**WHAT YOU ARE ASKED TO DO:**
Reproduce every line from the one containing "data-label-burschen-4: 10 —" down to the one containing "category-label-4: Depressive Stimmung", both included, without any changes.

# SOURCE RECORDS start

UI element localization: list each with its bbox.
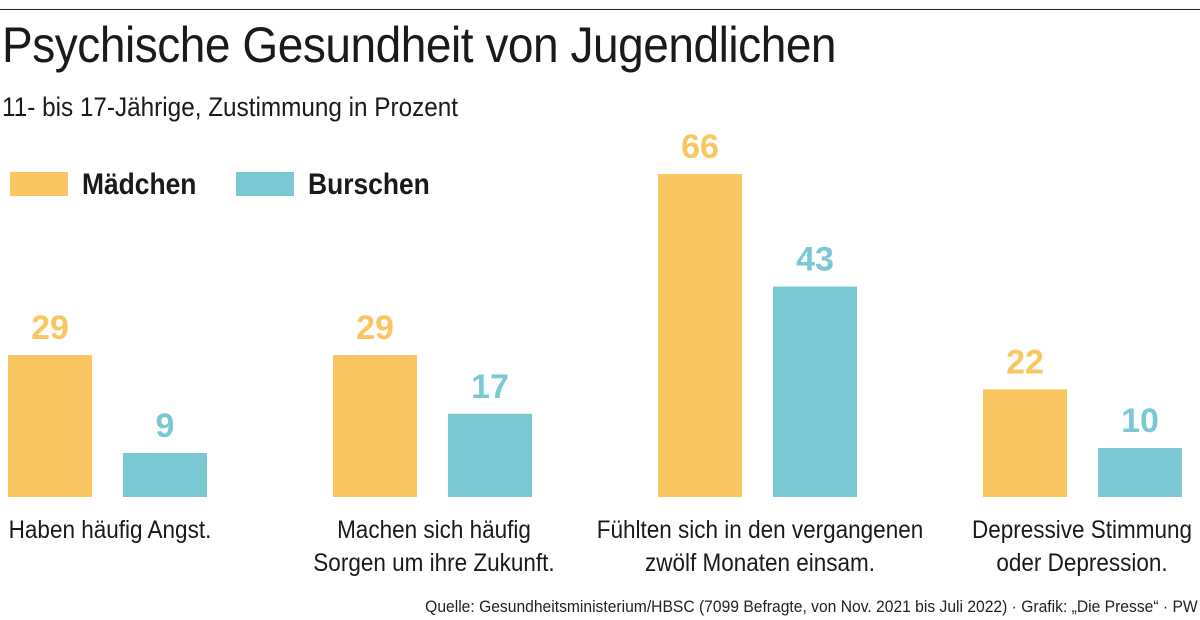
data-label-burschen-4: 10 — [1121, 402, 1159, 440]
bar-burschen-2 — [448, 413, 532, 497]
chart-title: Psychische Gesundheit von Jugendlichen — [2, 17, 837, 73]
bar-burschen-1 — [123, 452, 207, 497]
legend-swatch-maedchen — [10, 172, 68, 196]
category-label-4: Depressive Stimmung oder Depression. — [902, 514, 1200, 580]
bar-madchen-1 — [8, 355, 92, 497]
category-label-3-line-1: Fühlten sich in den vergangenen — [596, 516, 924, 544]
top-rule — [0, 9, 1200, 10]
bar-madchen-3 — [658, 174, 742, 497]
bar-burschen-4 — [1098, 448, 1182, 497]
bar-madchen-4 — [983, 389, 1067, 497]
category-label-1-line-1: Haben häufig Angst. — [8, 516, 212, 544]
source-note: Quelle: Gesundheitsministerium/HBSC (709… — [425, 597, 1198, 616]
data-label-burschen-3: 43 — [796, 241, 834, 279]
category-label-3-line-2: zwölf Monaten einsam. — [644, 549, 876, 577]
category-label-2: Machen sich häufig Sorgen um ihre Zukunft… — [254, 514, 614, 580]
data-label-burschen-1: 9 — [156, 407, 175, 445]
category-label-1: Haben häufig Angst. — [0, 514, 290, 547]
data-label-madchen-4: 22 — [1006, 343, 1044, 381]
category-label-3: Fühlten sich in den vergangenen zwölf Mon… — [580, 514, 940, 580]
data-label-madchen-2: 29 — [356, 309, 394, 347]
category-label-4-line-1: Depressive Stimmung — [971, 516, 1193, 544]
data-label-burschen-2: 17 — [471, 368, 509, 406]
legend-label-maedchen: Mädchen — [82, 168, 197, 201]
data-label-madchen-3: 66 — [681, 128, 719, 166]
category-label-4-line-2: oder Depression. — [996, 549, 1168, 577]
category-label-2-line-1: Machen sich häufig — [337, 516, 531, 544]
category-label-2-line-2: Sorgen um ihre Zukunft. — [313, 549, 555, 577]
legend-swatch-burschen — [236, 172, 294, 196]
bar-madchen-2 — [333, 355, 417, 497]
bar-burschen-3 — [773, 286, 857, 497]
data-label-madchen-1: 29 — [31, 309, 69, 347]
chart-subtitle: 11- bis 17-Jährige, Zustimmung in Prozen… — [2, 92, 459, 122]
legend-label-burschen: Burschen — [308, 168, 430, 201]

# SOURCE RECORDS end

**WRITTEN ANSWER:**
data-label-burschen-4: 10 — [1121, 402, 1159, 440]
bar-burschen-2 — [448, 413, 532, 497]
chart-title: Psychische Gesundheit von Jugendlichen — [2, 17, 837, 73]
bar-burschen-1 — [123, 452, 207, 497]
legend-swatch-maedchen — [10, 172, 68, 196]
category-label-4: Depressive Stimmung oder Depression. — [902, 514, 1200, 580]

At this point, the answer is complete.